- _Exercise materials_:
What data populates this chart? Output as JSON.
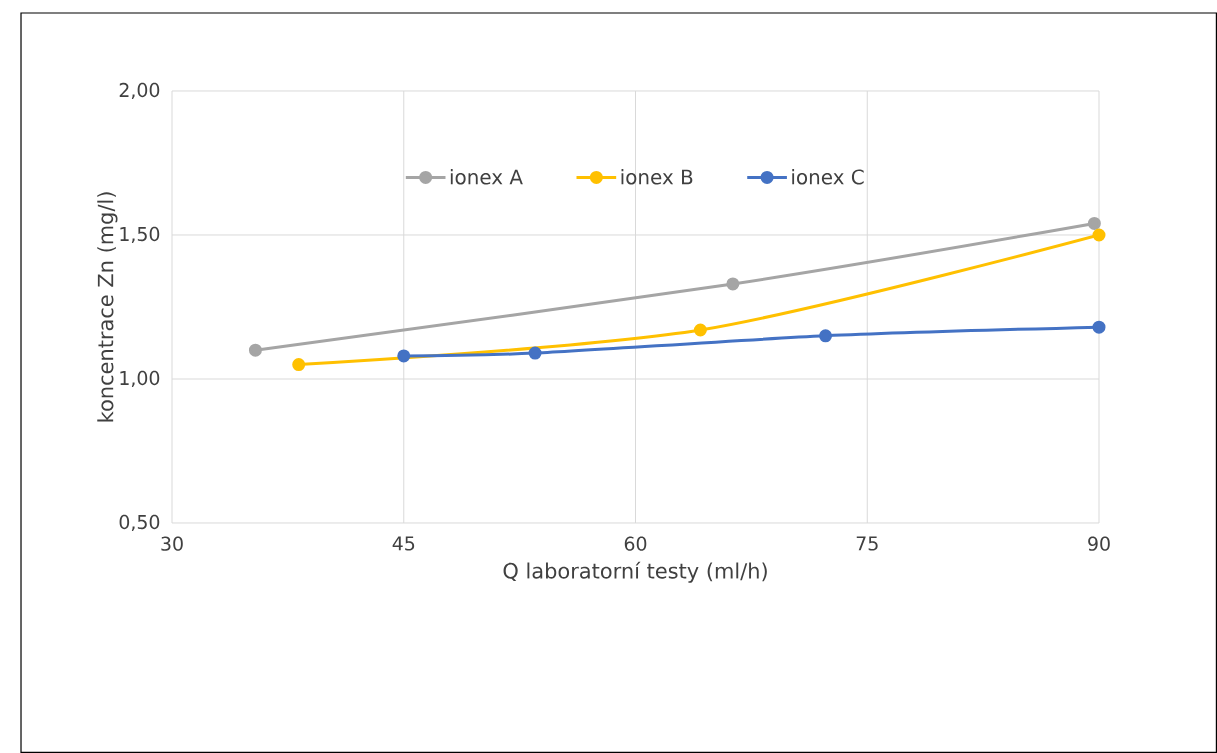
{
  "chart_data": {
    "type": "line",
    "xlabel": "Q laboratorní testy (ml/h)",
    "ylabel": "koncentrace Zn (mg/l)",
    "xlim": [
      30,
      90
    ],
    "xticks": [
      30,
      45,
      60,
      75,
      90
    ],
    "ylim": [
      0.5,
      2.0
    ],
    "yticks": [
      {
        "value": 0.5,
        "label": "0,50"
      },
      {
        "value": 1.0,
        "label": "1,00"
      },
      {
        "value": 1.5,
        "label": "1,50"
      },
      {
        "value": 2.0,
        "label": "2,00"
      }
    ],
    "grid": true,
    "legend": "top",
    "marker": "circle",
    "line_style": "solid",
    "series": [
      {
        "name": "ionex A",
        "color": "#a5a5a5",
        "x": [
          35.4,
          66.3,
          89.7
        ],
        "values": [
          1.1,
          1.33,
          1.54
        ]
      },
      {
        "name": "ionex B",
        "color": "#ffc000",
        "x": [
          38.2,
          64.2,
          90.0
        ],
        "values": [
          1.05,
          1.17,
          1.5
        ]
      },
      {
        "name": "ionex C",
        "color": "#4472c4",
        "x": [
          45.0,
          53.5,
          72.3,
          90.0
        ],
        "values": [
          1.08,
          1.09,
          1.15,
          1.18
        ]
      }
    ]
  }
}
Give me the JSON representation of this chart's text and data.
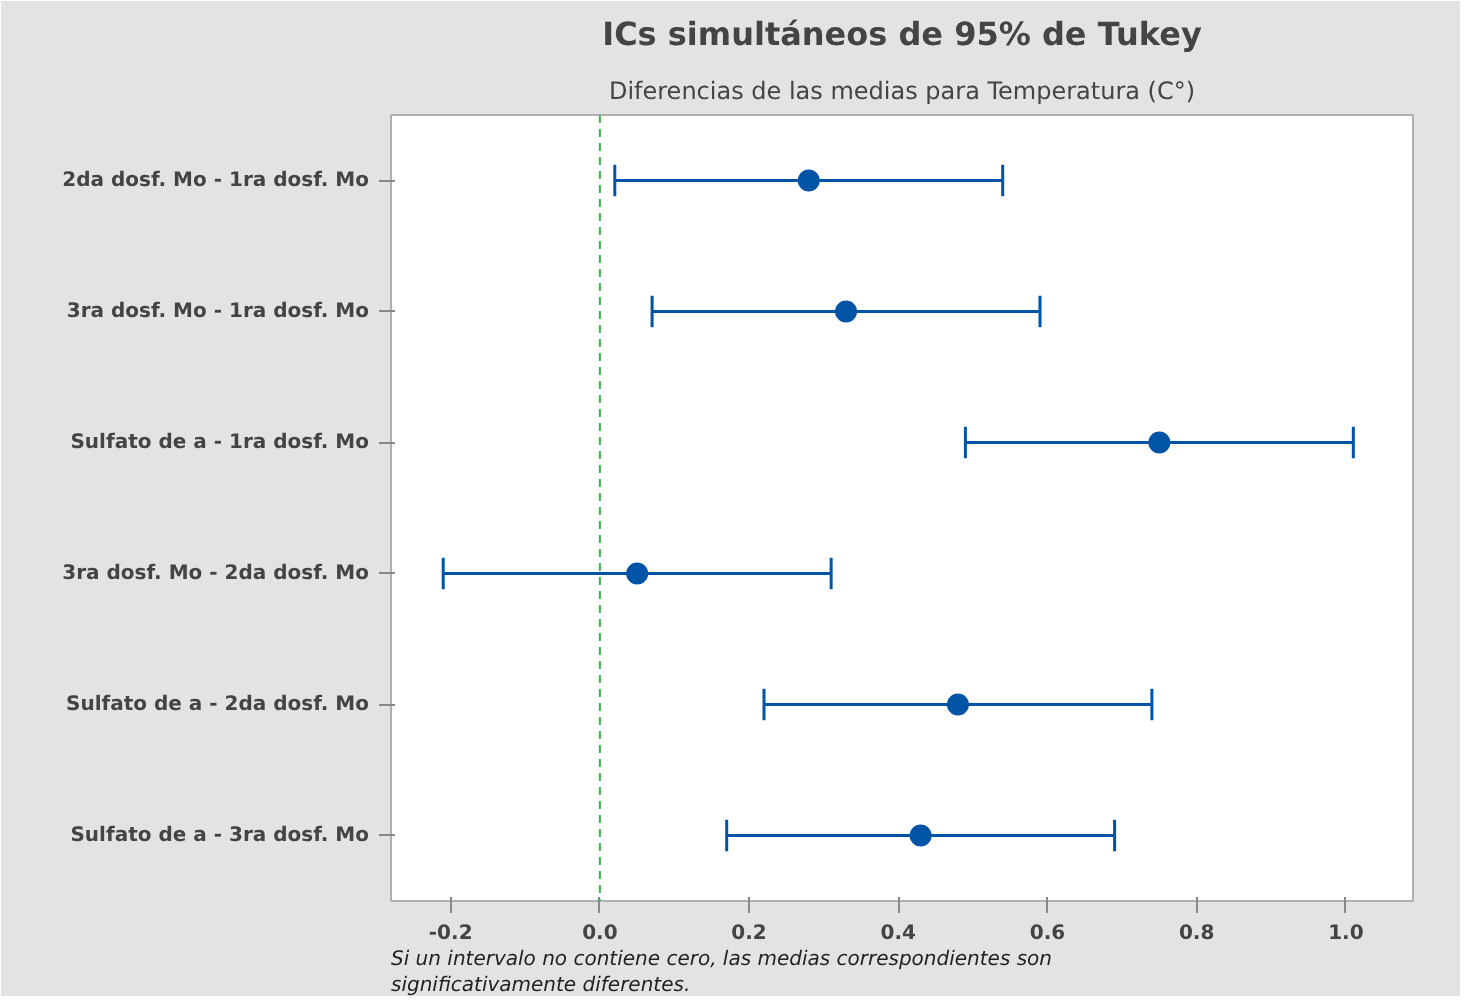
{
  "chart_data": {
    "type": "scatter",
    "orientation": "horizontal",
    "title": "ICs simultáneos de 95% de Tukey",
    "subtitle": "Diferencias de las medias para Temperatura (C°)",
    "categories": [
      "2da dosf. Mo - 1ra dosf. Mo",
      "3ra dosf. Mo - 1ra dosf. Mo",
      "Sulfato de a - 1ra dosf. Mo",
      "3ra dosf. Mo - 2da dosf. Mo",
      "Sulfato de a - 2da dosf. Mo",
      "Sulfato de a - 3ra dosf. Mo"
    ],
    "values": [
      0.28,
      0.33,
      0.75,
      0.05,
      0.48,
      0.43
    ],
    "errors": [
      0.26,
      0.26,
      0.26,
      0.26,
      0.26,
      0.26
    ],
    "color": "#0054a6",
    "marker": "circle",
    "xlim": [
      -0.28,
      1.09
    ],
    "xticks": [
      {
        "value": -0.2,
        "label": "-0.2"
      },
      {
        "value": 0,
        "label": "0.0"
      },
      {
        "value": 0.2,
        "label": "0.2"
      },
      {
        "value": 0.4,
        "label": "0.4"
      },
      {
        "value": 0.6,
        "label": "0.6"
      },
      {
        "value": 0.8,
        "label": "0.8"
      },
      {
        "value": 1,
        "label": "1.0"
      }
    ],
    "ref_lines": [
      {
        "axis": "x",
        "value": 0,
        "color": "#3cb44b",
        "line_style": "dashed"
      }
    ],
    "grid": false,
    "annotations": [
      "Si un intervalo no contiene cero, las medias correspondientes son significativamente diferentes."
    ]
  }
}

- _The request_:
Gather up the lines that contain the word "name".

- _Output of the exercise_:
        "name": "ionex A",
        "name": "ionex B",
        "name": "ionex C",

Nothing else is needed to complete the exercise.